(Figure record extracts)
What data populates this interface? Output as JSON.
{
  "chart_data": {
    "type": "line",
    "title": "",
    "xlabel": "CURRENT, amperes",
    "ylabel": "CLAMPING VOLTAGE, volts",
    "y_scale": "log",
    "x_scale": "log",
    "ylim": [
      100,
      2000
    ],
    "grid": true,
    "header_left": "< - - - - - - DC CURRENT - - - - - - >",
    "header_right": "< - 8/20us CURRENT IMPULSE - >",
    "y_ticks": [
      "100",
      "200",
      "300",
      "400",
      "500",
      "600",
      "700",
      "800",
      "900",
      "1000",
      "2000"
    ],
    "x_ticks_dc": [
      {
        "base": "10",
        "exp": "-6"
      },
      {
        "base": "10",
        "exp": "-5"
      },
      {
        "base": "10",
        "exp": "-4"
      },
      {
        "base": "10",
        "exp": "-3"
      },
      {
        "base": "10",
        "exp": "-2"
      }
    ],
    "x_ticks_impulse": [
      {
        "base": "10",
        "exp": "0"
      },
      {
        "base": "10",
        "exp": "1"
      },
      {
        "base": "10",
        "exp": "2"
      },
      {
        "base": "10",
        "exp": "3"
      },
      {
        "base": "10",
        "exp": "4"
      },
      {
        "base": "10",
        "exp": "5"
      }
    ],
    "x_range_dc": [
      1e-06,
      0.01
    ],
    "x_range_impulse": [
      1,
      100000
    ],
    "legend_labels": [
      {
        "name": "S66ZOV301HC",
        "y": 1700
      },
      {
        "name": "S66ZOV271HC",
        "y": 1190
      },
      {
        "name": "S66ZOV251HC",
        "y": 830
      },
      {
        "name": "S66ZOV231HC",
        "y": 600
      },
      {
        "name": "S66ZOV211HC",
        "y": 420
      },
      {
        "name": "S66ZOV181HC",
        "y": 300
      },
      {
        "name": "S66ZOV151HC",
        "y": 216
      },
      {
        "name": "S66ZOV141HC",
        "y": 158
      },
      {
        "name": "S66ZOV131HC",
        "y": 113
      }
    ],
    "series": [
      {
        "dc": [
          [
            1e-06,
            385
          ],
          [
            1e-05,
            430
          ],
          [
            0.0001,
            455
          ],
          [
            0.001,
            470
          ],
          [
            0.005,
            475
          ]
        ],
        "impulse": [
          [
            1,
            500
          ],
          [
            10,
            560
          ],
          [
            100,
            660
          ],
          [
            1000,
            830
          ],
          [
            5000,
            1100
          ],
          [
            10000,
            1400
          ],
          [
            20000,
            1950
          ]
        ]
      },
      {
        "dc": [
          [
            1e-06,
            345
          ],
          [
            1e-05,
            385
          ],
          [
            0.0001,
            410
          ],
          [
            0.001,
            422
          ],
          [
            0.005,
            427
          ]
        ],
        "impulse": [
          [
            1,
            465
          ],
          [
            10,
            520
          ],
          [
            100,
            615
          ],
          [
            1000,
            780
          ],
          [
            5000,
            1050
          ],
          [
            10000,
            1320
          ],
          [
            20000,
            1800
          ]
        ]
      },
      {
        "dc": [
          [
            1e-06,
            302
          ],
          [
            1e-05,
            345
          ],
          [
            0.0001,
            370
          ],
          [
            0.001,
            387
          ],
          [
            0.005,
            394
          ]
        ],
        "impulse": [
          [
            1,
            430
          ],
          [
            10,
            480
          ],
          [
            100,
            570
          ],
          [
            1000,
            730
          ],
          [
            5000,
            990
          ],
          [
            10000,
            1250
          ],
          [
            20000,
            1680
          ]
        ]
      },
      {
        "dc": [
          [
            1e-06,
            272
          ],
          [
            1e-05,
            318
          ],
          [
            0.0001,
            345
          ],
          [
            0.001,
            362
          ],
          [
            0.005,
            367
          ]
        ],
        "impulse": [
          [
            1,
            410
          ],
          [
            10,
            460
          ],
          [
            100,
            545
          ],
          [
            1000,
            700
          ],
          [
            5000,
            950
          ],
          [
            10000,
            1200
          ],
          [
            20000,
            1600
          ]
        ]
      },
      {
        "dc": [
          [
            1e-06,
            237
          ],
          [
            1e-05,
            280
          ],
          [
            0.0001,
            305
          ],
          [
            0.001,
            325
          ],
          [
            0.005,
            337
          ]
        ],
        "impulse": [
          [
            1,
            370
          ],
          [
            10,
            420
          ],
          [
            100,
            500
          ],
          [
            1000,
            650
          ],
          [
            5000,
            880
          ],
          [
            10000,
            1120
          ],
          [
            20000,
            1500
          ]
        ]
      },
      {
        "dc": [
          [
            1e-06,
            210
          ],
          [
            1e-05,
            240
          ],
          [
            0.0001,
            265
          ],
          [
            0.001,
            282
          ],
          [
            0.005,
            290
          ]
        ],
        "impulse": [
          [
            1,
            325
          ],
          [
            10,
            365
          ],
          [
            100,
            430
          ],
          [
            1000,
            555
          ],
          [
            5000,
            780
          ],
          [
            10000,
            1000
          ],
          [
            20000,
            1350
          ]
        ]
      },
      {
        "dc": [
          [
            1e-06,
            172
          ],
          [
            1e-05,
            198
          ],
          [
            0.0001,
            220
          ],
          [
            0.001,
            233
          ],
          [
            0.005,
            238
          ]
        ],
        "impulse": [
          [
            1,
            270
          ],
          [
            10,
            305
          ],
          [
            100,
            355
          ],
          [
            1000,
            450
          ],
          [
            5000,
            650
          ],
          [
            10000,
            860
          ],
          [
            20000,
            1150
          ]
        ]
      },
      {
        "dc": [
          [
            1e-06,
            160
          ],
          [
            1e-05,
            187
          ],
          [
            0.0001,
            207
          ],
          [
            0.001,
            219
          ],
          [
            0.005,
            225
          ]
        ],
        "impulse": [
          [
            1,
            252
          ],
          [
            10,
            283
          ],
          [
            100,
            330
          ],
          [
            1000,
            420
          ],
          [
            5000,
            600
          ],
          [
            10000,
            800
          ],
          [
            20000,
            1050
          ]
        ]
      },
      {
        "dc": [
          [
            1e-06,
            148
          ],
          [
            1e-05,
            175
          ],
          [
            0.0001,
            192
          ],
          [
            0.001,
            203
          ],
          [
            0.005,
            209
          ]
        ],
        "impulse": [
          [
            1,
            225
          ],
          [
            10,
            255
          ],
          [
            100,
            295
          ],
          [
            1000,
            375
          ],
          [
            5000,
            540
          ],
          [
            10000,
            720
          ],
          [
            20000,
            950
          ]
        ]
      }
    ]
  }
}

# Given request:
Reproduce every entry shown above, precisely as it stands.

# Full output:
What data populates this interface? Output as JSON.
{
  "chart_data": {
    "type": "line",
    "title": "",
    "xlabel": "CURRENT, amperes",
    "ylabel": "CLAMPING VOLTAGE, volts",
    "y_scale": "log",
    "x_scale": "log",
    "ylim": [
      100,
      2000
    ],
    "grid": true,
    "header_left": "< - - - - - - DC CURRENT - - - - - - >",
    "header_right": "< - 8/20us CURRENT IMPULSE - >",
    "y_ticks": [
      "100",
      "200",
      "300",
      "400",
      "500",
      "600",
      "700",
      "800",
      "900",
      "1000",
      "2000"
    ],
    "x_ticks_dc": [
      {
        "base": "10",
        "exp": "-6"
      },
      {
        "base": "10",
        "exp": "-5"
      },
      {
        "base": "10",
        "exp": "-4"
      },
      {
        "base": "10",
        "exp": "-3"
      },
      {
        "base": "10",
        "exp": "-2"
      }
    ],
    "x_ticks_impulse": [
      {
        "base": "10",
        "exp": "0"
      },
      {
        "base": "10",
        "exp": "1"
      },
      {
        "base": "10",
        "exp": "2"
      },
      {
        "base": "10",
        "exp": "3"
      },
      {
        "base": "10",
        "exp": "4"
      },
      {
        "base": "10",
        "exp": "5"
      }
    ],
    "x_range_dc": [
      1e-06,
      0.01
    ],
    "x_range_impulse": [
      1,
      100000
    ],
    "legend_labels": [
      {
        "name": "S66ZOV301HC",
        "y": 1700
      },
      {
        "name": "S66ZOV271HC",
        "y": 1190
      },
      {
        "name": "S66ZOV251HC",
        "y": 830
      },
      {
        "name": "S66ZOV231HC",
        "y": 600
      },
      {
        "name": "S66ZOV211HC",
        "y": 420
      },
      {
        "name": "S66ZOV181HC",
        "y": 300
      },
      {
        "name": "S66ZOV151HC",
        "y": 216
      },
      {
        "name": "S66ZOV141HC",
        "y": 158
      },
      {
        "name": "S66ZOV131HC",
        "y": 113
      }
    ],
    "series": [
      {
        "dc": [
          [
            1e-06,
            385
          ],
          [
            1e-05,
            430
          ],
          [
            0.0001,
            455
          ],
          [
            0.001,
            470
          ],
          [
            0.005,
            475
          ]
        ],
        "impulse": [
          [
            1,
            500
          ],
          [
            10,
            560
          ],
          [
            100,
            660
          ],
          [
            1000,
            830
          ],
          [
            5000,
            1100
          ],
          [
            10000,
            1400
          ],
          [
            20000,
            1950
          ]
        ]
      },
      {
        "dc": [
          [
            1e-06,
            345
          ],
          [
            1e-05,
            385
          ],
          [
            0.0001,
            410
          ],
          [
            0.001,
            422
          ],
          [
            0.005,
            427
          ]
        ],
        "impulse": [
          [
            1,
            465
          ],
          [
            10,
            520
          ],
          [
            100,
            615
          ],
          [
            1000,
            780
          ],
          [
            5000,
            1050
          ],
          [
            10000,
            1320
          ],
          [
            20000,
            1800
          ]
        ]
      },
      {
        "dc": [
          [
            1e-06,
            302
          ],
          [
            1e-05,
            345
          ],
          [
            0.0001,
            370
          ],
          [
            0.001,
            387
          ],
          [
            0.005,
            394
          ]
        ],
        "impulse": [
          [
            1,
            430
          ],
          [
            10,
            480
          ],
          [
            100,
            570
          ],
          [
            1000,
            730
          ],
          [
            5000,
            990
          ],
          [
            10000,
            1250
          ],
          [
            20000,
            1680
          ]
        ]
      },
      {
        "dc": [
          [
            1e-06,
            272
          ],
          [
            1e-05,
            318
          ],
          [
            0.0001,
            345
          ],
          [
            0.001,
            362
          ],
          [
            0.005,
            367
          ]
        ],
        "impulse": [
          [
            1,
            410
          ],
          [
            10,
            460
          ],
          [
            100,
            545
          ],
          [
            1000,
            700
          ],
          [
            5000,
            950
          ],
          [
            10000,
            1200
          ],
          [
            20000,
            1600
          ]
        ]
      },
      {
        "dc": [
          [
            1e-06,
            237
          ],
          [
            1e-05,
            280
          ],
          [
            0.0001,
            305
          ],
          [
            0.001,
            325
          ],
          [
            0.005,
            337
          ]
        ],
        "impulse": [
          [
            1,
            370
          ],
          [
            10,
            420
          ],
          [
            100,
            500
          ],
          [
            1000,
            650
          ],
          [
            5000,
            880
          ],
          [
            10000,
            1120
          ],
          [
            20000,
            1500
          ]
        ]
      },
      {
        "dc": [
          [
            1e-06,
            210
          ],
          [
            1e-05,
            240
          ],
          [
            0.0001,
            265
          ],
          [
            0.001,
            282
          ],
          [
            0.005,
            290
          ]
        ],
        "impulse": [
          [
            1,
            325
          ],
          [
            10,
            365
          ],
          [
            100,
            430
          ],
          [
            1000,
            555
          ],
          [
            5000,
            780
          ],
          [
            10000,
            1000
          ],
          [
            20000,
            1350
          ]
        ]
      },
      {
        "dc": [
          [
            1e-06,
            172
          ],
          [
            1e-05,
            198
          ],
          [
            0.0001,
            220
          ],
          [
            0.001,
            233
          ],
          [
            0.005,
            238
          ]
        ],
        "impulse": [
          [
            1,
            270
          ],
          [
            10,
            305
          ],
          [
            100,
            355
          ],
          [
            1000,
            450
          ],
          [
            5000,
            650
          ],
          [
            10000,
            860
          ],
          [
            20000,
            1150
          ]
        ]
      },
      {
        "dc": [
          [
            1e-06,
            160
          ],
          [
            1e-05,
            187
          ],
          [
            0.0001,
            207
          ],
          [
            0.001,
            219
          ],
          [
            0.005,
            225
          ]
        ],
        "impulse": [
          [
            1,
            252
          ],
          [
            10,
            283
          ],
          [
            100,
            330
          ],
          [
            1000,
            420
          ],
          [
            5000,
            600
          ],
          [
            10000,
            800
          ],
          [
            20000,
            1050
          ]
        ]
      },
      {
        "dc": [
          [
            1e-06,
            148
          ],
          [
            1e-05,
            175
          ],
          [
            0.0001,
            192
          ],
          [
            0.001,
            203
          ],
          [
            0.005,
            209
          ]
        ],
        "impulse": [
          [
            1,
            225
          ],
          [
            10,
            255
          ],
          [
            100,
            295
          ],
          [
            1000,
            375
          ],
          [
            5000,
            540
          ],
          [
            10000,
            720
          ],
          [
            20000,
            950
          ]
        ]
      }
    ]
  }
}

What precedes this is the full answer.